* To do *
Write out each line exactly as given. Leave the pictures out of your copy.

[Start of Data shown]

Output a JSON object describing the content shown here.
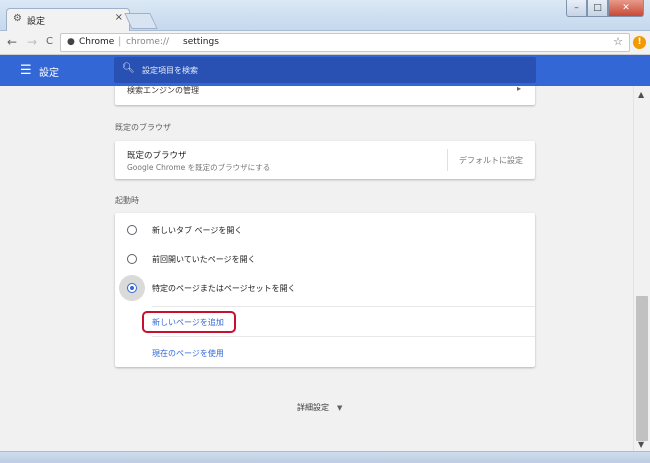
{
  "window": {
    "tab_title": "設定",
    "tab_icon": "gear-icon",
    "minimize": "–",
    "maximize": "□",
    "close": "✕"
  },
  "toolbar": {
    "back": "←",
    "forward": "→",
    "reload": "C",
    "site_label": "Chrome",
    "separator": "|",
    "url_scheme": "chrome://",
    "url_path": "settings",
    "star": "☆",
    "extension_badge": "!"
  },
  "header": {
    "menu_icon": "☰",
    "title": "設定",
    "search_placeholder": "設定項目を検索"
  },
  "sections": {
    "search_engine_row": "検索エンジンの管理",
    "default_browser": {
      "title": "既定のブラウザ",
      "primary": "既定のブラウザ",
      "secondary": "Google Chrome を既定のブラウザにする",
      "button": "デフォルトに設定"
    },
    "startup": {
      "title": "起動時",
      "options": [
        {
          "label": "新しいタブ ページを開く",
          "checked": false
        },
        {
          "label": "前回開いていたページを開く",
          "checked": false
        },
        {
          "label": "特定のページまたはページセットを開く",
          "checked": true
        }
      ],
      "add_page_link": "新しいページを追加",
      "use_current_link": "現在のページを使用"
    },
    "advanced": "詳細設定"
  },
  "colors": {
    "header": "#3367d6",
    "link": "#3367d6",
    "highlight": "#c8102e"
  }
}
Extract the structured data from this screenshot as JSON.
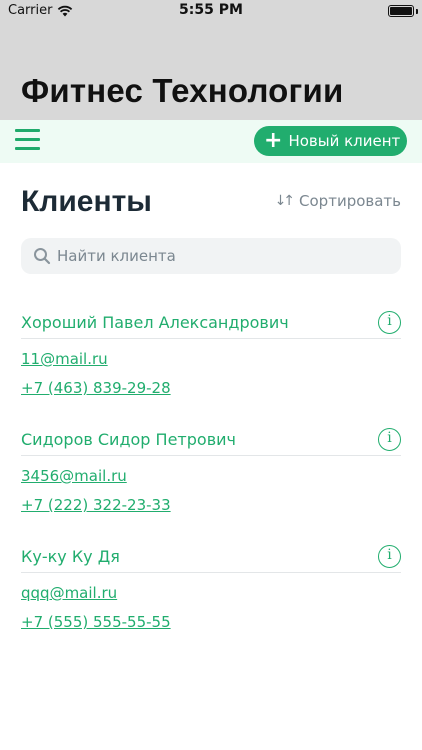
{
  "status_bar": {
    "carrier": "Carrier",
    "time": "5:55 PM"
  },
  "app": {
    "title": "Фитнес Технологии"
  },
  "toolbar": {
    "menu_icon": "hamburger-menu-icon",
    "new_client_label": "Новый клиент"
  },
  "main": {
    "title": "Клиенты",
    "sort_label": "Сортировать",
    "search_placeholder": "Найти клиента"
  },
  "clients": [
    {
      "name": "Хороший Павел Александрович",
      "email": "11@mail.ru",
      "phone": "+7 (463) 839-29-28"
    },
    {
      "name": "Сидоров Сидор Петрович",
      "email": "3456@mail.ru",
      "phone": "+7 (222) 322-23-33"
    },
    {
      "name": "Ку-ку Ку Дя",
      "email": "qqq@mail.ru",
      "phone": "+7 (555) 555-55-55"
    }
  ],
  "colors": {
    "accent": "#21ad6e",
    "header_bg": "#d8d8d8",
    "toolbar_bg": "#eefbf4"
  }
}
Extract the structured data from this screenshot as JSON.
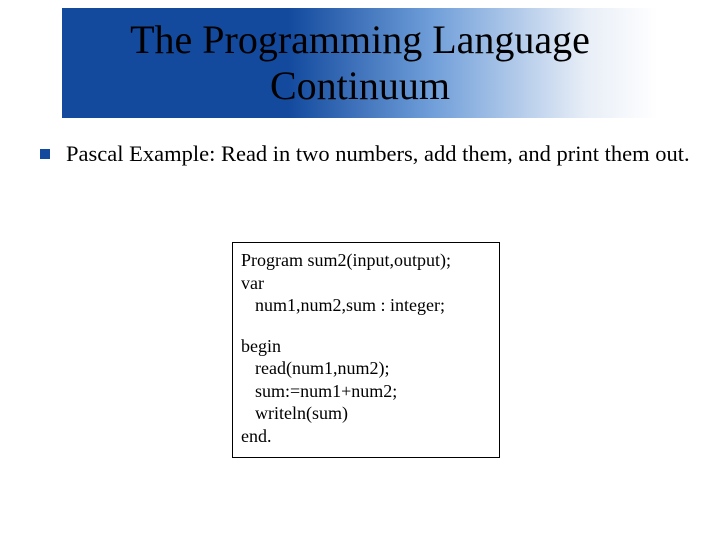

[End of Data shown]

* Result below *
Output a JSON object describing the content shown here.
{
  "window": {
    "tab_title": "設定",
    "tab_icon": "gear-icon",
    "minimize": "–",
    "maximize": "□",
    "close": "✕"
  },
  "toolbar": {
    "back": "←",
    "forward": "→",
    "reload": "C",
    "site_label": "Chrome",
    "separator": "|",
    "url_scheme": "chrome://",
    "url_path": "settings",
    "star": "☆",
    "extension_badge": "!"
  },
  "header": {
    "menu_icon": "☰",
    "title": "設定",
    "search_placeholder": "設定項目を検索"
  },
  "sections": {
    "search_engine_row": "検索エンジンの管理",
    "default_browser": {
      "title": "既定のブラウザ",
      "primary": "既定のブラウザ",
      "secondary": "Google Chrome を既定のブラウザにする",
      "button": "デフォルトに設定"
    },
    "startup": {
      "title": "起動時",
      "options": [
        {
          "label": "新しいタブ ページを開く",
          "checked": false
        },
        {
          "label": "前回開いていたページを開く",
          "checked": false
        },
        {
          "label": "特定のページまたはページセットを開く",
          "checked": true
        }
      ],
      "add_page_link": "新しいページを追加",
      "use_current_link": "現在のページを使用"
    },
    "advanced": "詳細設定"
  },
  "colors": {
    "header": "#3367d6",
    "link": "#3367d6",
    "highlight": "#c8102e"
  }
}
Extract the structured data from this screenshot as JSON.
{
  "status_bar": {
    "carrier": "Carrier",
    "time": "5:55 PM"
  },
  "app": {
    "title": "Фитнес Технологии"
  },
  "toolbar": {
    "menu_icon": "hamburger-menu-icon",
    "new_client_label": "Новый клиент"
  },
  "main": {
    "title": "Клиенты",
    "sort_label": "Сортировать",
    "search_placeholder": "Найти клиента"
  },
  "clients": [
    {
      "name": "Хороший Павел Александрович",
      "email": "11@mail.ru",
      "phone": "+7 (463) 839-29-28"
    },
    {
      "name": "Сидоров Сидор Петрович",
      "email": "3456@mail.ru",
      "phone": "+7 (222) 322-23-33"
    },
    {
      "name": "Ку-ку Ку Дя",
      "email": "qqq@mail.ru",
      "phone": "+7 (555) 555-55-55"
    }
  ],
  "colors": {
    "accent": "#21ad6e",
    "header_bg": "#d8d8d8",
    "toolbar_bg": "#eefbf4"
  }
}
Extract the structured data from this screenshot as JSON.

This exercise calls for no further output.